▶ TASK
Search the records below for the word "والإرشاد" and show every line where it occurs.
START RECORDS SUPPLIED
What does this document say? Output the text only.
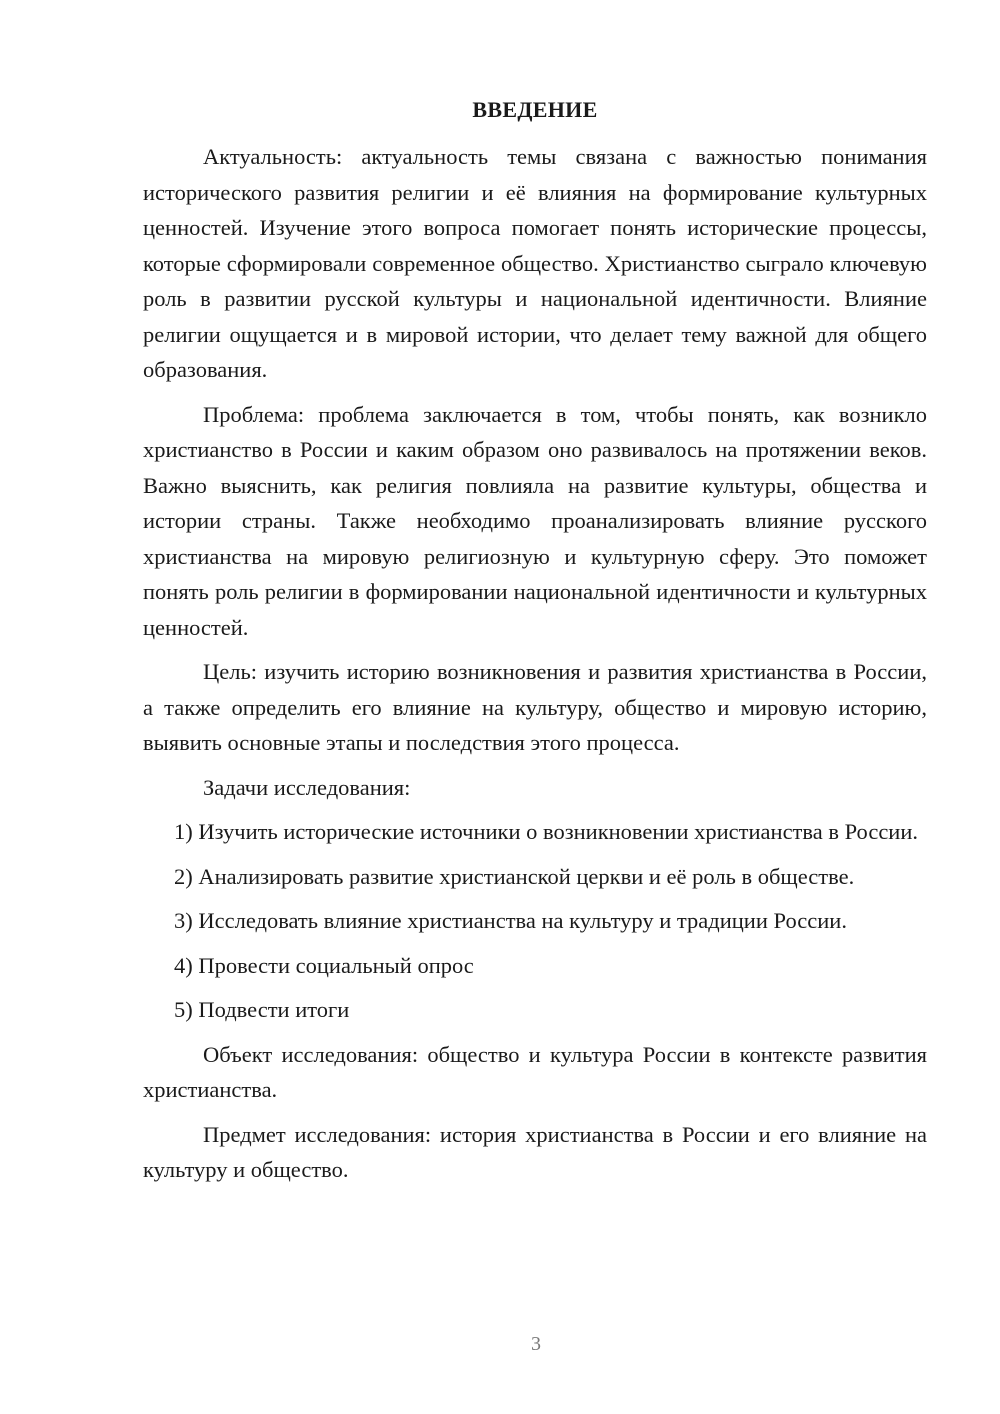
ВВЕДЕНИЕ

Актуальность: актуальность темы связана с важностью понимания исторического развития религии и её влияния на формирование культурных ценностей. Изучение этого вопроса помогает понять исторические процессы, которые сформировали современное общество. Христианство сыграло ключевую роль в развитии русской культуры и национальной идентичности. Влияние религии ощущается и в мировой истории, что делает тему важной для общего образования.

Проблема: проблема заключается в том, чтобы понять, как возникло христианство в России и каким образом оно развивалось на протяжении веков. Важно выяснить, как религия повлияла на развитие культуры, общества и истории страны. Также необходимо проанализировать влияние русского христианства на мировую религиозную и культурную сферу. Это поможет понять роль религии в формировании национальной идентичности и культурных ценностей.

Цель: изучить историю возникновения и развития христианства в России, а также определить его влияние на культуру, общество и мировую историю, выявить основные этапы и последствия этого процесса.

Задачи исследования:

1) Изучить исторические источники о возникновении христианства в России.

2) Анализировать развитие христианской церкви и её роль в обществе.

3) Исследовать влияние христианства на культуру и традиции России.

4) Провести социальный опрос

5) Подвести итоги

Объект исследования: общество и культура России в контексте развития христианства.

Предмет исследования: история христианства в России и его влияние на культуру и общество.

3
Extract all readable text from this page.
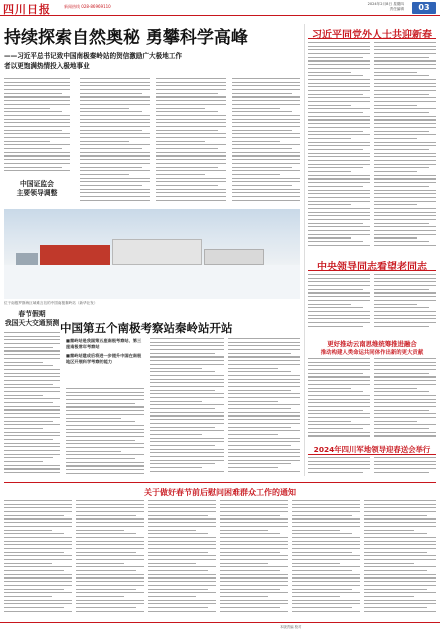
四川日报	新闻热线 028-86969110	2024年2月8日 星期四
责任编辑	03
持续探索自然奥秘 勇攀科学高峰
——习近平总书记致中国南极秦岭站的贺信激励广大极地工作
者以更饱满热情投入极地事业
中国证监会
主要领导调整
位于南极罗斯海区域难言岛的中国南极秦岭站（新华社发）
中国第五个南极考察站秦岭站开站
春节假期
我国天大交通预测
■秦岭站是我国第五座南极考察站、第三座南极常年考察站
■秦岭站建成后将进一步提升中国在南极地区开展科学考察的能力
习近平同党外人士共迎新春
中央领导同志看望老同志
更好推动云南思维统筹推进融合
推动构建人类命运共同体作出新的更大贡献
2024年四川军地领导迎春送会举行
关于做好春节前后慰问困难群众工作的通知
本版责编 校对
END RECORDS SUPPLIED
START RECORDS SUPPLIED
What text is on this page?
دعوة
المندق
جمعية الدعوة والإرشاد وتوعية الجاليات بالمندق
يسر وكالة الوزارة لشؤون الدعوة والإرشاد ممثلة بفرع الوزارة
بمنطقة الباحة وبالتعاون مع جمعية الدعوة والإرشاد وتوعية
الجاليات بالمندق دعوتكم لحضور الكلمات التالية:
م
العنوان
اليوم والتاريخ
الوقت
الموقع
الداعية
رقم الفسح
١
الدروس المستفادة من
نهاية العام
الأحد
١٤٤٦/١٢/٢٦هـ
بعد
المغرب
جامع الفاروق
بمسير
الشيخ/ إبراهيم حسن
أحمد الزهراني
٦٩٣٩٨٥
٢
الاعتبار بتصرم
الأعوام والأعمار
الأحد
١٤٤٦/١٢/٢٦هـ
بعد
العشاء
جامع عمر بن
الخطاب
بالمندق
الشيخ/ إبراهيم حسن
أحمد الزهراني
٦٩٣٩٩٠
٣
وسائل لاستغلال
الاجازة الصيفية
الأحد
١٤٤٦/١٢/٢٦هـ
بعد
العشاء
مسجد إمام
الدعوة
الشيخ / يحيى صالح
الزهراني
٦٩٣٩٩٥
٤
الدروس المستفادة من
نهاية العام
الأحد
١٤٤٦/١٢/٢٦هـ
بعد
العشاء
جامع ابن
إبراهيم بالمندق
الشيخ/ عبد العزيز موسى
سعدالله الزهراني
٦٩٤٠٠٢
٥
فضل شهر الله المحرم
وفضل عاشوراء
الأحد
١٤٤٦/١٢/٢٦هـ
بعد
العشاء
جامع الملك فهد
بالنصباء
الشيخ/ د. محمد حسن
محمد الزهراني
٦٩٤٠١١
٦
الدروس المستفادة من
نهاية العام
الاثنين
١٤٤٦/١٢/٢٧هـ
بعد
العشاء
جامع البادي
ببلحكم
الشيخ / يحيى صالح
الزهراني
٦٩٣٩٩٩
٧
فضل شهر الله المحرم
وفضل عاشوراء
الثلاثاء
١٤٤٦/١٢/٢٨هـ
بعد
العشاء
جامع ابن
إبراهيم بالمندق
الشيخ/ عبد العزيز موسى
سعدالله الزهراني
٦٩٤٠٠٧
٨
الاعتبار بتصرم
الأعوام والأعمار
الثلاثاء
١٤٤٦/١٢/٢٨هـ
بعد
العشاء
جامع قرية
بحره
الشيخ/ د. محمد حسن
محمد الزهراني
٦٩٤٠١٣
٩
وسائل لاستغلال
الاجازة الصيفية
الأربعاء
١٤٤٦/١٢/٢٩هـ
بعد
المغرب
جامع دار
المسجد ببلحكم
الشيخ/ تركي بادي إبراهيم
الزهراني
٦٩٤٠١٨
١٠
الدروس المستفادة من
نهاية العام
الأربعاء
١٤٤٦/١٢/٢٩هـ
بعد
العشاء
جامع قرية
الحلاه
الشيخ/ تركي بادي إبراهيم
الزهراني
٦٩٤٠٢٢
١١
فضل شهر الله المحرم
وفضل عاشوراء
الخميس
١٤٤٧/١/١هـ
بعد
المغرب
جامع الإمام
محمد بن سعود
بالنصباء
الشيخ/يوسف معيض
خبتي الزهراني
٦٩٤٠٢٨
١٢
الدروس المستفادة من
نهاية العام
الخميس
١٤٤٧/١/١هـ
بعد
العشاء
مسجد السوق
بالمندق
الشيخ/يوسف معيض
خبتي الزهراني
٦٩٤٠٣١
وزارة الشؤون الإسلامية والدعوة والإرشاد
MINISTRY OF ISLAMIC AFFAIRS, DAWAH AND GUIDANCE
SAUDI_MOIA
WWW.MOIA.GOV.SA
END RECORDS SUPPLIED
▶ CORRECT RESULT
جمعية الدعوة والإرشاد وتوعية الجاليات بالمندق
يسر وكالة الوزارة لشؤون الدعوة والإرشاد ممثلة بفرع الوزارة
بمنطقة الباحة وبالتعاون مع جمعية الدعوة والإرشاد وتوعية
وزارة الشؤون الإسلامية والدعوة والإرشاد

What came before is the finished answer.